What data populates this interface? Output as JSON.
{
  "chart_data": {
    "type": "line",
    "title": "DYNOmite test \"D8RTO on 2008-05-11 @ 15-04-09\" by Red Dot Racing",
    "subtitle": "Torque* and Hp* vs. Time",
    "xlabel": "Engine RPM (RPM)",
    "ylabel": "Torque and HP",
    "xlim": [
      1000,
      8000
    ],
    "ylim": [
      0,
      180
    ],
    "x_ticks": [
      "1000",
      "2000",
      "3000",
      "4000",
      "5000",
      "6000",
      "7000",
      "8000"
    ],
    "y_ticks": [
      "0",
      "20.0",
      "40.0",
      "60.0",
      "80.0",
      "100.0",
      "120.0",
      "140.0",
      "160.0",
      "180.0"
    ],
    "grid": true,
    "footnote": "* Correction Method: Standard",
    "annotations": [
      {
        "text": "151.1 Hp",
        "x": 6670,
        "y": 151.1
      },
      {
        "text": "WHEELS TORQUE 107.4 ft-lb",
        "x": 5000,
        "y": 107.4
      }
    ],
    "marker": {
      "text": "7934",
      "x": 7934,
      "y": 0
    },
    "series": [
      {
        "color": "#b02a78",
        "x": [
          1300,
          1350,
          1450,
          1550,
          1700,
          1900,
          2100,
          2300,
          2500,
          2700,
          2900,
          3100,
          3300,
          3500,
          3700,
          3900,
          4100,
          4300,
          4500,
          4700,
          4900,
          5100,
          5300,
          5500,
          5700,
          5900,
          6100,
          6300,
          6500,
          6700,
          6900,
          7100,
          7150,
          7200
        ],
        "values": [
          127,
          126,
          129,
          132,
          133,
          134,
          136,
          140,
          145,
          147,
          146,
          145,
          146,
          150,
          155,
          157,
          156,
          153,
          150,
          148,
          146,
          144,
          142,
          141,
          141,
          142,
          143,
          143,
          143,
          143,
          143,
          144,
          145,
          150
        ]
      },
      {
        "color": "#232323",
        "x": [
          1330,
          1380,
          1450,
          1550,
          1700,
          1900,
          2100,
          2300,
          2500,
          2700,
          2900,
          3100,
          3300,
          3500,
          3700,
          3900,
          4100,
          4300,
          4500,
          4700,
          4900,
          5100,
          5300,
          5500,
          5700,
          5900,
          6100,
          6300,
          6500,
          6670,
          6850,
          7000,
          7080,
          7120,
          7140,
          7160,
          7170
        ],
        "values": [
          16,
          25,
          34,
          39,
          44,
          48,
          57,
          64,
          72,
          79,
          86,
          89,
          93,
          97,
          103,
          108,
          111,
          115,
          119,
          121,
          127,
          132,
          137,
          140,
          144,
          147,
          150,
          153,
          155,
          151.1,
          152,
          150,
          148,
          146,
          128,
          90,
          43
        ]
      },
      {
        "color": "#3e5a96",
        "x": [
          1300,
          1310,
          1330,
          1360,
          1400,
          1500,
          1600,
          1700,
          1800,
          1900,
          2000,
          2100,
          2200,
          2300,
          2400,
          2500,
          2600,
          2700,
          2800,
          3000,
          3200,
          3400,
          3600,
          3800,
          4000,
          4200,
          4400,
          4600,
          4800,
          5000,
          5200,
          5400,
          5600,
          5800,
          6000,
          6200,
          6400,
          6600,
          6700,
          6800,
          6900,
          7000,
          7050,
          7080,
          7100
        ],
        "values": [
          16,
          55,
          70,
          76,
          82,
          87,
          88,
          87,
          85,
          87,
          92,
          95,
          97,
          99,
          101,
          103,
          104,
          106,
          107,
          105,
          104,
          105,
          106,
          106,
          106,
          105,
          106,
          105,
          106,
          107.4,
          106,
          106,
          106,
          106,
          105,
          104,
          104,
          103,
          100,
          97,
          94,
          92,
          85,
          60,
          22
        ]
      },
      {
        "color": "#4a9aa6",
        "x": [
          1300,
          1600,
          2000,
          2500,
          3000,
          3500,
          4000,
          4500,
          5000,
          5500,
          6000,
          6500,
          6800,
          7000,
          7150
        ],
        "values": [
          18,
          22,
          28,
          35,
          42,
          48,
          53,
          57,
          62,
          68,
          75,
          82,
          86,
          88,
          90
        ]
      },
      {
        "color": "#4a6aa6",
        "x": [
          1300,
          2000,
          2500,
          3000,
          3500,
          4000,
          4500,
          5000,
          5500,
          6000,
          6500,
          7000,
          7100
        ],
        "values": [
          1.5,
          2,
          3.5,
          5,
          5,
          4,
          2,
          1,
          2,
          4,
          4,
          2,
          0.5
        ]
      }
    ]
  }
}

_WHAT IS NEEDED_. Pick out every line holding the string "color" and return it.

_EXERCISE RESULT_.
        "color": "#b02a78",
        "color": "#232323",
        "color": "#3e5a96",
        "color": "#4a9aa6",
        "color": "#4a6aa6",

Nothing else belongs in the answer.